**Short task:**
Do not carry the pictures over; copy every other part of the entries exactly.

**Records:**

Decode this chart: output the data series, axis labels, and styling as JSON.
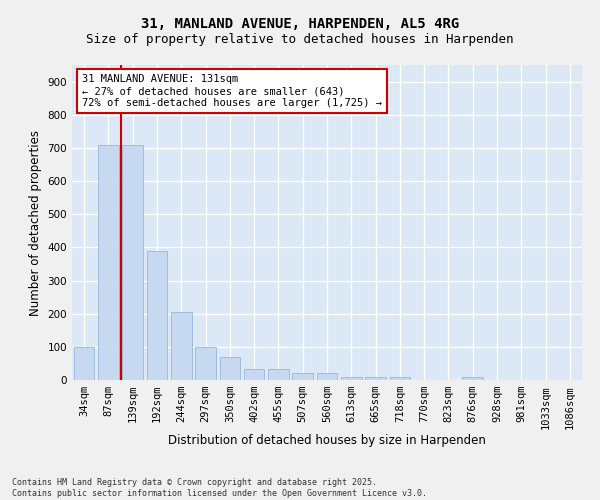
{
  "title_line1": "31, MANLAND AVENUE, HARPENDEN, AL5 4RG",
  "title_line2": "Size of property relative to detached houses in Harpenden",
  "xlabel": "Distribution of detached houses by size in Harpenden",
  "ylabel": "Number of detached properties",
  "categories": [
    "34sqm",
    "87sqm",
    "139sqm",
    "192sqm",
    "244sqm",
    "297sqm",
    "350sqm",
    "402sqm",
    "455sqm",
    "507sqm",
    "560sqm",
    "613sqm",
    "665sqm",
    "718sqm",
    "770sqm",
    "823sqm",
    "876sqm",
    "928sqm",
    "981sqm",
    "1033sqm",
    "1086sqm"
  ],
  "bar_heights": [
    100,
    710,
    710,
    390,
    205,
    100,
    70,
    33,
    33,
    20,
    20,
    10,
    10,
    10,
    0,
    0,
    10,
    0,
    0,
    0,
    0
  ],
  "bar_color": "#c6d9f1",
  "bar_edge_color": "#8ab0d4",
  "vline_color": "#cc0000",
  "annotation_text": "31 MANLAND AVENUE: 131sqm\n← 27% of detached houses are smaller (643)\n72% of semi-detached houses are larger (1,725) →",
  "annotation_box_color": "white",
  "annotation_box_edge_color": "#cc0000",
  "ylim": [
    0,
    950
  ],
  "yticks": [
    0,
    100,
    200,
    300,
    400,
    500,
    600,
    700,
    800,
    900
  ],
  "background_color": "#dce8f5",
  "plot_bg_color": "#dce8f5",
  "grid_color": "#ffffff",
  "footnote": "Contains HM Land Registry data © Crown copyright and database right 2025.\nContains public sector information licensed under the Open Government Licence v3.0.",
  "title_fontsize": 10,
  "subtitle_fontsize": 9,
  "xlabel_fontsize": 8.5,
  "ylabel_fontsize": 8.5,
  "tick_fontsize": 7.5,
  "annot_fontsize": 7.5,
  "footnote_fontsize": 6
}
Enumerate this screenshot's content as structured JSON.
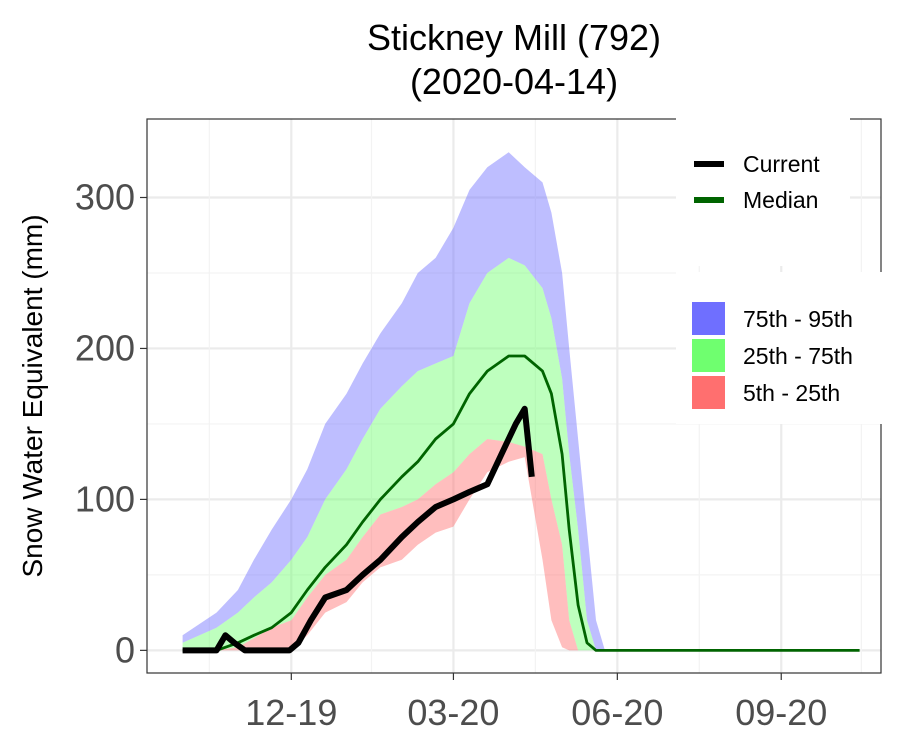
{
  "chart_data": {
    "type": "area",
    "title": "Stickney Mill (792)",
    "subtitle": "(2020-04-14)",
    "xlabel": "",
    "ylabel": "Snow Water Equivalent (mm)",
    "x_ticks": [
      {
        "label": "12-19",
        "date": "2019-12-01"
      },
      {
        "label": "03-20",
        "date": "2020-03-01"
      },
      {
        "label": "06-20",
        "date": "2020-06-01"
      },
      {
        "label": "09-20",
        "date": "2020-09-01"
      }
    ],
    "xlim": [
      "2019-09-11",
      "2020-10-27"
    ],
    "ylim": [
      -15,
      352
    ],
    "y_ticks": [
      0,
      100,
      200,
      300
    ],
    "grid": true,
    "legend_position": "top-right",
    "legend_lines": [
      {
        "name": "Current",
        "color": "#000000"
      },
      {
        "name": "Median",
        "color": "#006400"
      }
    ],
    "legend_bands": [
      {
        "name": "75th - 95th",
        "color": "#6f6fff"
      },
      {
        "name": "25th - 75th",
        "color": "#6fff6f"
      },
      {
        "name": "5th - 25th",
        "color": "#ff6f6f"
      }
    ],
    "bands": {
      "dates": [
        "2019-10-01",
        "2019-10-20",
        "2019-11-01",
        "2019-11-10",
        "2019-11-20",
        "2019-12-01",
        "2019-12-10",
        "2019-12-20",
        "2020-01-01",
        "2020-01-10",
        "2020-01-20",
        "2020-02-01",
        "2020-02-10",
        "2020-02-20",
        "2020-03-01",
        "2020-03-10",
        "2020-03-20",
        "2020-04-01",
        "2020-04-10",
        "2020-04-20",
        "2020-04-25",
        "2020-05-01",
        "2020-05-05",
        "2020-05-10",
        "2020-05-15",
        "2020-05-20",
        "2020-05-25",
        "2020-06-01",
        "2020-06-10",
        "2020-07-01",
        "2020-09-01",
        "2020-10-15"
      ],
      "p5": [
        0,
        0,
        0,
        0,
        0,
        0,
        10,
        25,
        32,
        45,
        55,
        60,
        70,
        78,
        82,
        100,
        118,
        125,
        128,
        60,
        20,
        2,
        0,
        0,
        0,
        0,
        0,
        0,
        0,
        0,
        0,
        0
      ],
      "p25": [
        0,
        0,
        2,
        8,
        15,
        20,
        35,
        50,
        60,
        75,
        90,
        95,
        100,
        110,
        118,
        130,
        140,
        138,
        135,
        130,
        100,
        70,
        20,
        0,
        0,
        0,
        0,
        0,
        0,
        0,
        0,
        0
      ],
      "p75": [
        5,
        15,
        25,
        35,
        45,
        60,
        75,
        100,
        120,
        140,
        160,
        175,
        185,
        190,
        195,
        230,
        250,
        260,
        255,
        240,
        220,
        180,
        130,
        80,
        20,
        0,
        0,
        0,
        0,
        0,
        0,
        0
      ],
      "p95": [
        10,
        25,
        40,
        60,
        80,
        100,
        120,
        150,
        170,
        190,
        210,
        230,
        250,
        260,
        280,
        305,
        320,
        330,
        320,
        310,
        290,
        250,
        200,
        140,
        80,
        20,
        0,
        0,
        0,
        0,
        0,
        0
      ]
    },
    "median": {
      "dates": [
        "2019-10-01",
        "2019-10-20",
        "2019-11-01",
        "2019-11-10",
        "2019-11-20",
        "2019-12-01",
        "2019-12-10",
        "2019-12-20",
        "2020-01-01",
        "2020-01-10",
        "2020-01-20",
        "2020-02-01",
        "2020-02-10",
        "2020-02-20",
        "2020-03-01",
        "2020-03-10",
        "2020-03-20",
        "2020-04-01",
        "2020-04-10",
        "2020-04-20",
        "2020-04-25",
        "2020-05-01",
        "2020-05-05",
        "2020-05-10",
        "2020-05-15",
        "2020-05-20",
        "2020-05-25",
        "2020-06-01",
        "2020-07-01",
        "2020-09-01",
        "2020-10-15"
      ],
      "values": [
        0,
        0,
        5,
        10,
        15,
        25,
        40,
        55,
        70,
        85,
        100,
        115,
        125,
        140,
        150,
        170,
        185,
        195,
        195,
        185,
        170,
        130,
        80,
        30,
        5,
        0,
        0,
        0,
        0,
        0,
        0
      ]
    },
    "current": {
      "dates": [
        "2019-10-01",
        "2019-10-20",
        "2019-10-25",
        "2019-10-30",
        "2019-11-05",
        "2019-11-20",
        "2019-11-30",
        "2019-12-05",
        "2019-12-12",
        "2019-12-20",
        "2020-01-01",
        "2020-01-10",
        "2020-01-20",
        "2020-02-01",
        "2020-02-10",
        "2020-02-20",
        "2020-03-01",
        "2020-03-10",
        "2020-03-20",
        "2020-03-28",
        "2020-04-05",
        "2020-04-10",
        "2020-04-14"
      ],
      "values": [
        0,
        0,
        10,
        5,
        0,
        0,
        0,
        5,
        20,
        35,
        40,
        50,
        60,
        75,
        85,
        95,
        100,
        105,
        110,
        130,
        150,
        160,
        115
      ]
    }
  }
}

**Answer to the task:**
Decode this chart: output the data series, axis labels, and styling as JSON.
{
  "title_line1": "31, MANLAND AVENUE, HARPENDEN, AL5 4RG",
  "title_line2": "Size of property relative to detached houses in Harpenden",
  "xlabel": "Distribution of detached houses by size in Harpenden",
  "ylabel": "Number of detached properties",
  "categories": [
    "34sqm",
    "87sqm",
    "139sqm",
    "192sqm",
    "244sqm",
    "297sqm",
    "350sqm",
    "402sqm",
    "455sqm",
    "507sqm",
    "560sqm",
    "613sqm",
    "665sqm",
    "718sqm",
    "770sqm",
    "823sqm",
    "876sqm",
    "928sqm",
    "981sqm",
    "1033sqm",
    "1086sqm"
  ],
  "bar_heights": [
    100,
    710,
    710,
    390,
    205,
    100,
    70,
    33,
    33,
    20,
    20,
    10,
    10,
    10,
    0,
    0,
    10,
    0,
    0,
    0,
    0
  ],
  "bar_color": "#c6d9f1",
  "bar_edge_color": "#8ab0d4",
  "vline_color": "#cc0000",
  "annotation_text": "31 MANLAND AVENUE: 131sqm\n← 27% of detached houses are smaller (643)\n72% of semi-detached houses are larger (1,725) →",
  "annotation_box_color": "white",
  "annotation_box_edge_color": "#cc0000",
  "ylim": [
    0,
    950
  ],
  "yticks": [
    0,
    100,
    200,
    300,
    400,
    500,
    600,
    700,
    800,
    900
  ],
  "background_color": "#dce8f5",
  "plot_bg_color": "#dce8f5",
  "grid_color": "#ffffff",
  "footnote": "Contains HM Land Registry data © Crown copyright and database right 2025.\nContains public sector information licensed under the Open Government Licence v3.0.",
  "title_fontsize": 10,
  "subtitle_fontsize": 9,
  "xlabel_fontsize": 8.5,
  "ylabel_fontsize": 8.5,
  "tick_fontsize": 7.5,
  "annot_fontsize": 7.5,
  "footnote_fontsize": 6
}
Enumerate this screenshot's content as structured JSON.
{
  "chart_data": {
    "type": "area",
    "title": "Stickney Mill (792)",
    "subtitle": "(2020-04-14)",
    "xlabel": "",
    "ylabel": "Snow Water Equivalent (mm)",
    "x_ticks": [
      {
        "label": "12-19",
        "date": "2019-12-01"
      },
      {
        "label": "03-20",
        "date": "2020-03-01"
      },
      {
        "label": "06-20",
        "date": "2020-06-01"
      },
      {
        "label": "09-20",
        "date": "2020-09-01"
      }
    ],
    "xlim": [
      "2019-09-11",
      "2020-10-27"
    ],
    "ylim": [
      -15,
      352
    ],
    "y_ticks": [
      0,
      100,
      200,
      300
    ],
    "grid": true,
    "legend_position": "top-right",
    "legend_lines": [
      {
        "name": "Current",
        "color": "#000000"
      },
      {
        "name": "Median",
        "color": "#006400"
      }
    ],
    "legend_bands": [
      {
        "name": "75th - 95th",
        "color": "#6f6fff"
      },
      {
        "name": "25th - 75th",
        "color": "#6fff6f"
      },
      {
        "name": "5th - 25th",
        "color": "#ff6f6f"
      }
    ],
    "bands": {
      "dates": [
        "2019-10-01",
        "2019-10-20",
        "2019-11-01",
        "2019-11-10",
        "2019-11-20",
        "2019-12-01",
        "2019-12-10",
        "2019-12-20",
        "2020-01-01",
        "2020-01-10",
        "2020-01-20",
        "2020-02-01",
        "2020-02-10",
        "2020-02-20",
        "2020-03-01",
        "2020-03-10",
        "2020-03-20",
        "2020-04-01",
        "2020-04-10",
        "2020-04-20",
        "2020-04-25",
        "2020-05-01",
        "2020-05-05",
        "2020-05-10",
        "2020-05-15",
        "2020-05-20",
        "2020-05-25",
        "2020-06-01",
        "2020-06-10",
        "2020-07-01",
        "2020-09-01",
        "2020-10-15"
      ],
      "p5": [
        0,
        0,
        0,
        0,
        0,
        0,
        10,
        25,
        32,
        45,
        55,
        60,
        70,
        78,
        82,
        100,
        118,
        125,
        128,
        60,
        20,
        2,
        0,
        0,
        0,
        0,
        0,
        0,
        0,
        0,
        0,
        0
      ],
      "p25": [
        0,
        0,
        2,
        8,
        15,
        20,
        35,
        50,
        60,
        75,
        90,
        95,
        100,
        110,
        118,
        130,
        140,
        138,
        135,
        130,
        100,
        70,
        20,
        0,
        0,
        0,
        0,
        0,
        0,
        0,
        0,
        0
      ],
      "p75": [
        5,
        15,
        25,
        35,
        45,
        60,
        75,
        100,
        120,
        140,
        160,
        175,
        185,
        190,
        195,
        230,
        250,
        260,
        255,
        240,
        220,
        180,
        130,
        80,
        20,
        0,
        0,
        0,
        0,
        0,
        0,
        0
      ],
      "p95": [
        10,
        25,
        40,
        60,
        80,
        100,
        120,
        150,
        170,
        190,
        210,
        230,
        250,
        260,
        280,
        305,
        320,
        330,
        320,
        310,
        290,
        250,
        200,
        140,
        80,
        20,
        0,
        0,
        0,
        0,
        0,
        0
      ]
    },
    "median": {
      "dates": [
        "2019-10-01",
        "2019-10-20",
        "2019-11-01",
        "2019-11-10",
        "2019-11-20",
        "2019-12-01",
        "2019-12-10",
        "2019-12-20",
        "2020-01-01",
        "2020-01-10",
        "2020-01-20",
        "2020-02-01",
        "2020-02-10",
        "2020-02-20",
        "2020-03-01",
        "2020-03-10",
        "2020-03-20",
        "2020-04-01",
        "2020-04-10",
        "2020-04-20",
        "2020-04-25",
        "2020-05-01",
        "2020-05-05",
        "2020-05-10",
        "2020-05-15",
        "2020-05-20",
        "2020-05-25",
        "2020-06-01",
        "2020-07-01",
        "2020-09-01",
        "2020-10-15"
      ],
      "values": [
        0,
        0,
        5,
        10,
        15,
        25,
        40,
        55,
        70,
        85,
        100,
        115,
        125,
        140,
        150,
        170,
        185,
        195,
        195,
        185,
        170,
        130,
        80,
        30,
        5,
        0,
        0,
        0,
        0,
        0,
        0
      ]
    },
    "current": {
      "dates": [
        "2019-10-01",
        "2019-10-20",
        "2019-10-25",
        "2019-10-30",
        "2019-11-05",
        "2019-11-20",
        "2019-11-30",
        "2019-12-05",
        "2019-12-12",
        "2019-12-20",
        "2020-01-01",
        "2020-01-10",
        "2020-01-20",
        "2020-02-01",
        "2020-02-10",
        "2020-02-20",
        "2020-03-01",
        "2020-03-10",
        "2020-03-20",
        "2020-03-28",
        "2020-04-05",
        "2020-04-10",
        "2020-04-14"
      ],
      "values": [
        0,
        0,
        10,
        5,
        0,
        0,
        0,
        5,
        20,
        35,
        40,
        50,
        60,
        75,
        85,
        95,
        100,
        105,
        110,
        130,
        150,
        160,
        115
      ]
    }
  }
}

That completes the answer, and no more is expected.